# Extracted data

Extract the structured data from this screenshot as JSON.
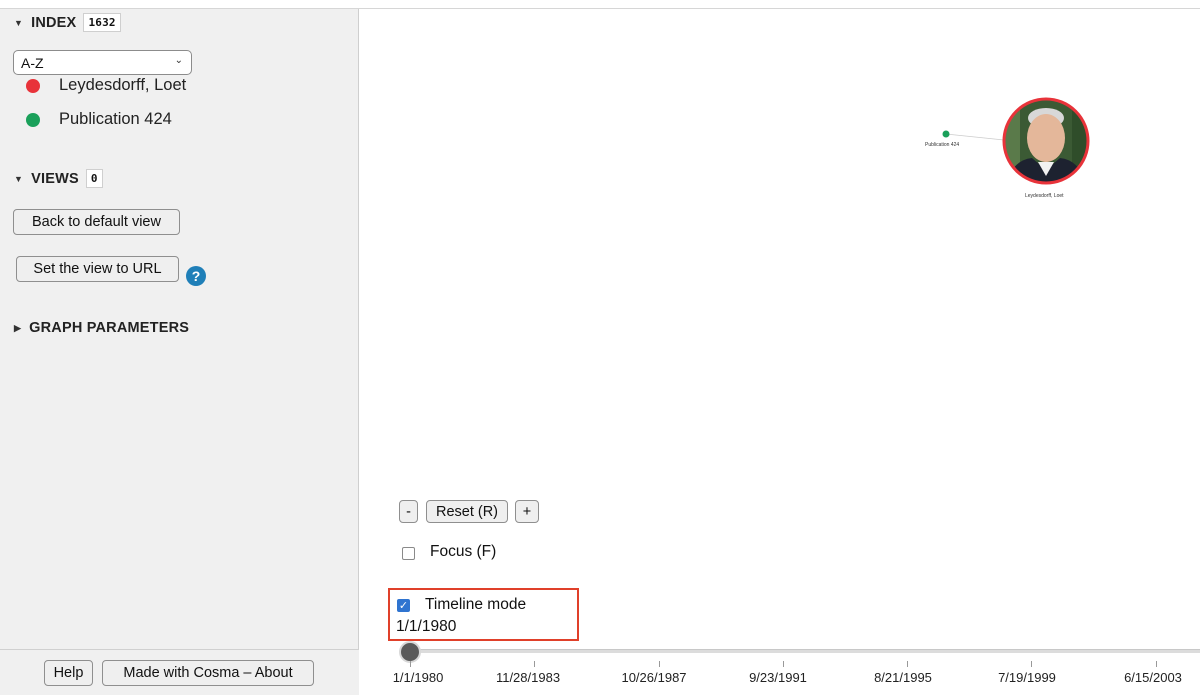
{
  "sidebar": {
    "index": {
      "title": "INDEX",
      "count": "1632",
      "sort_value": "A-Z",
      "items": [
        {
          "label": "Leydesdorff, Loet",
          "color": "#e8333a"
        },
        {
          "label": "Publication 424",
          "color": "#1aa05a"
        }
      ]
    },
    "views": {
      "title": "VIEWS",
      "count": "0",
      "back_label": "Back to default view",
      "url_label": "Set the view to URL",
      "help_glyph": "?"
    },
    "graph_parameters": {
      "title": "GRAPH PARAMETERS"
    },
    "footer": {
      "help_label": "Help",
      "about_label": "Made with Cosma – About"
    }
  },
  "graph": {
    "nodes": [
      {
        "label": "Publication 424",
        "color": "#1aa05a"
      },
      {
        "label": "Leydesdorff, Loet",
        "color": "#e8333a"
      }
    ]
  },
  "controls": {
    "zoom_out": "-",
    "reset": "Reset (R)",
    "zoom_in": "+",
    "focus_label": "Focus (F)",
    "focus_checked": false,
    "timeline_label": "Timeline mode",
    "timeline_checked": true,
    "timeline_date": "1/1/1980"
  },
  "timeline": {
    "ticks": [
      "1/1/1980",
      "11/28/1983",
      "10/26/1987",
      "9/23/1991",
      "8/21/1995",
      "7/19/1999",
      "6/15/2003"
    ]
  }
}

# Your instructions
Search the data for "Loet". Copy every line that has it.

# Task result
          "label": "Leydesdorff, Loet",
        "label": "Leydesdorff, Loet",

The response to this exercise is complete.